TO DO
Omit the pictures, then write out every entry exactly as it reads.

....................

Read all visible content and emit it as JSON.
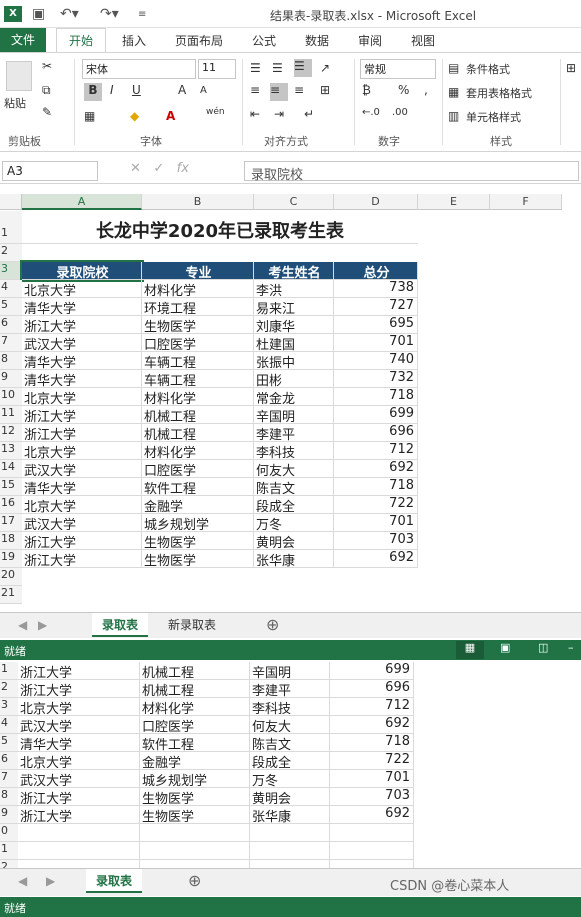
{
  "app": {
    "window_title": "结果表-录取表.xlsx - Microsoft Excel",
    "logo": "X",
    "accent": "#217346",
    "header_fill": "#1f4e79"
  },
  "tabs": [
    "文件",
    "开始",
    "插入",
    "页面布局",
    "公式",
    "数据",
    "审阅",
    "视图"
  ],
  "ribbon": {
    "paste": "粘贴",
    "clipboard": "剪贴板",
    "font_name": "宋体",
    "font_size": "11",
    "bold": "B",
    "italic": "I",
    "underline": "U",
    "grow": "A",
    "shrink": "A",
    "font_color": "A",
    "wen": "wén",
    "font_group": "字体",
    "align_group": "对齐方式",
    "number_format": "常规",
    "percent": "%",
    "comma": ",",
    "dec_inc": "←.0",
    "dec_dec": ".00",
    "number_group": "数字",
    "cond_format": "条件格式",
    "table_format": "套用表格格式",
    "cell_style": "单元格样式",
    "style_group": "样式"
  },
  "formula_bar": {
    "name_box": "A3",
    "fx": "fx",
    "value": "录取院校"
  },
  "columns": [
    "A",
    "B",
    "C",
    "D",
    "E",
    "F"
  ],
  "sheet_title": "长龙中学2020年已录取考生表",
  "headers": [
    "录取院校",
    "专业",
    "考生姓名",
    "总分"
  ],
  "rows": [
    {
      "r": "4",
      "school": "北京大学",
      "major": "材料化学",
      "name": "李洪",
      "score": "738"
    },
    {
      "r": "5",
      "school": "清华大学",
      "major": "环境工程",
      "name": "易来江",
      "score": "727"
    },
    {
      "r": "6",
      "school": "浙江大学",
      "major": "生物医学",
      "name": "刘康华",
      "score": "695"
    },
    {
      "r": "7",
      "school": "武汉大学",
      "major": "口腔医学",
      "name": "杜建国",
      "score": "701"
    },
    {
      "r": "8",
      "school": "清华大学",
      "major": "车辆工程",
      "name": "张振中",
      "score": "740"
    },
    {
      "r": "9",
      "school": "清华大学",
      "major": "车辆工程",
      "name": "田彬",
      "score": "732"
    },
    {
      "r": "10",
      "school": "北京大学",
      "major": "材料化学",
      "name": "常金龙",
      "score": "718"
    },
    {
      "r": "11",
      "school": "浙江大学",
      "major": "机械工程",
      "name": "辛国明",
      "score": "699"
    },
    {
      "r": "12",
      "school": "浙江大学",
      "major": "机械工程",
      "name": "李建平",
      "score": "696"
    },
    {
      "r": "13",
      "school": "北京大学",
      "major": "材料化学",
      "name": "李科技",
      "score": "712"
    },
    {
      "r": "14",
      "school": "武汉大学",
      "major": "口腔医学",
      "name": "何友大",
      "score": "692"
    },
    {
      "r": "15",
      "school": "清华大学",
      "major": "软件工程",
      "name": "陈吉文",
      "score": "718"
    },
    {
      "r": "16",
      "school": "北京大学",
      "major": "金融学",
      "name": "段成全",
      "score": "722"
    },
    {
      "r": "17",
      "school": "武汉大学",
      "major": "城乡规划学",
      "name": "万冬",
      "score": "701"
    },
    {
      "r": "18",
      "school": "浙江大学",
      "major": "生物医学",
      "name": "黄明会",
      "score": "703"
    },
    {
      "r": "19",
      "school": "浙江大学",
      "major": "生物医学",
      "name": "张华康",
      "score": "692"
    }
  ],
  "empty_rows": [
    "20",
    "21"
  ],
  "sheet_tabs": [
    "录取表",
    "新录取表"
  ],
  "add_sheet": "⊕",
  "status": "就绪",
  "lower": {
    "row_labels": [
      "1",
      "2",
      "3",
      "4",
      "5",
      "6",
      "7",
      "8",
      "9",
      "0",
      "1",
      "2"
    ],
    "rows": [
      {
        "school": "浙江大学",
        "major": "机械工程",
        "name": "辛国明",
        "score": "699"
      },
      {
        "school": "浙江大学",
        "major": "机械工程",
        "name": "李建平",
        "score": "696"
      },
      {
        "school": "北京大学",
        "major": "材料化学",
        "name": "李科技",
        "score": "712"
      },
      {
        "school": "武汉大学",
        "major": "口腔医学",
        "name": "何友大",
        "score": "692"
      },
      {
        "school": "清华大学",
        "major": "软件工程",
        "name": "陈吉文",
        "score": "718"
      },
      {
        "school": "北京大学",
        "major": "金融学",
        "name": "段成全",
        "score": "722"
      },
      {
        "school": "武汉大学",
        "major": "城乡规划学",
        "name": "万冬",
        "score": "701"
      },
      {
        "school": "浙江大学",
        "major": "生物医学",
        "name": "黄明会",
        "score": "703"
      },
      {
        "school": "浙江大学",
        "major": "生物医学",
        "name": "张华康",
        "score": "692"
      }
    ],
    "sheet_tabs": [
      "录取表"
    ],
    "status": "就绪",
    "watermark": "CSDN @卷心菜本人"
  }
}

....................

THE REPLY
Read all visible content and emit it as JSON.
{
  "app": {
    "window_title": "结果表-录取表.xlsx - Microsoft Excel",
    "logo": "X",
    "accent": "#217346",
    "header_fill": "#1f4e79"
  },
  "tabs": [
    "文件",
    "开始",
    "插入",
    "页面布局",
    "公式",
    "数据",
    "审阅",
    "视图"
  ],
  "ribbon": {
    "paste": "粘贴",
    "clipboard": "剪贴板",
    "font_name": "宋体",
    "font_size": "11",
    "bold": "B",
    "italic": "I",
    "underline": "U",
    "grow": "A",
    "shrink": "A",
    "font_color": "A",
    "wen": "wén",
    "font_group": "字体",
    "align_group": "对齐方式",
    "number_format": "常规",
    "percent": "%",
    "comma": ",",
    "dec_inc": "←.0",
    "dec_dec": ".00",
    "number_group": "数字",
    "cond_format": "条件格式",
    "table_format": "套用表格格式",
    "cell_style": "单元格样式",
    "style_group": "样式"
  },
  "formula_bar": {
    "name_box": "A3",
    "fx": "fx",
    "value": "录取院校"
  },
  "columns": [
    "A",
    "B",
    "C",
    "D",
    "E",
    "F"
  ],
  "sheet_title": "长龙中学2020年已录取考生表",
  "headers": [
    "录取院校",
    "专业",
    "考生姓名",
    "总分"
  ],
  "rows": [
    {
      "r": "4",
      "school": "北京大学",
      "major": "材料化学",
      "name": "李洪",
      "score": "738"
    },
    {
      "r": "5",
      "school": "清华大学",
      "major": "环境工程",
      "name": "易来江",
      "score": "727"
    },
    {
      "r": "6",
      "school": "浙江大学",
      "major": "生物医学",
      "name": "刘康华",
      "score": "695"
    },
    {
      "r": "7",
      "school": "武汉大学",
      "major": "口腔医学",
      "name": "杜建国",
      "score": "701"
    },
    {
      "r": "8",
      "school": "清华大学",
      "major": "车辆工程",
      "name": "张振中",
      "score": "740"
    },
    {
      "r": "9",
      "school": "清华大学",
      "major": "车辆工程",
      "name": "田彬",
      "score": "732"
    },
    {
      "r": "10",
      "school": "北京大学",
      "major": "材料化学",
      "name": "常金龙",
      "score": "718"
    },
    {
      "r": "11",
      "school": "浙江大学",
      "major": "机械工程",
      "name": "辛国明",
      "score": "699"
    },
    {
      "r": "12",
      "school": "浙江大学",
      "major": "机械工程",
      "name": "李建平",
      "score": "696"
    },
    {
      "r": "13",
      "school": "北京大学",
      "major": "材料化学",
      "name": "李科技",
      "score": "712"
    },
    {
      "r": "14",
      "school": "武汉大学",
      "major": "口腔医学",
      "name": "何友大",
      "score": "692"
    },
    {
      "r": "15",
      "school": "清华大学",
      "major": "软件工程",
      "name": "陈吉文",
      "score": "718"
    },
    {
      "r": "16",
      "school": "北京大学",
      "major": "金融学",
      "name": "段成全",
      "score": "722"
    },
    {
      "r": "17",
      "school": "武汉大学",
      "major": "城乡规划学",
      "name": "万冬",
      "score": "701"
    },
    {
      "r": "18",
      "school": "浙江大学",
      "major": "生物医学",
      "name": "黄明会",
      "score": "703"
    },
    {
      "r": "19",
      "school": "浙江大学",
      "major": "生物医学",
      "name": "张华康",
      "score": "692"
    }
  ],
  "empty_rows": [
    "20",
    "21"
  ],
  "sheet_tabs": [
    "录取表",
    "新录取表"
  ],
  "add_sheet": "⊕",
  "status": "就绪",
  "lower": {
    "row_labels": [
      "1",
      "2",
      "3",
      "4",
      "5",
      "6",
      "7",
      "8",
      "9",
      "0",
      "1",
      "2"
    ],
    "rows": [
      {
        "school": "浙江大学",
        "major": "机械工程",
        "name": "辛国明",
        "score": "699"
      },
      {
        "school": "浙江大学",
        "major": "机械工程",
        "name": "李建平",
        "score": "696"
      },
      {
        "school": "北京大学",
        "major": "材料化学",
        "name": "李科技",
        "score": "712"
      },
      {
        "school": "武汉大学",
        "major": "口腔医学",
        "name": "何友大",
        "score": "692"
      },
      {
        "school": "清华大学",
        "major": "软件工程",
        "name": "陈吉文",
        "score": "718"
      },
      {
        "school": "北京大学",
        "major": "金融学",
        "name": "段成全",
        "score": "722"
      },
      {
        "school": "武汉大学",
        "major": "城乡规划学",
        "name": "万冬",
        "score": "701"
      },
      {
        "school": "浙江大学",
        "major": "生物医学",
        "name": "黄明会",
        "score": "703"
      },
      {
        "school": "浙江大学",
        "major": "生物医学",
        "name": "张华康",
        "score": "692"
      }
    ],
    "sheet_tabs": [
      "录取表"
    ],
    "status": "就绪",
    "watermark": "CSDN @卷心菜本人"
  }
}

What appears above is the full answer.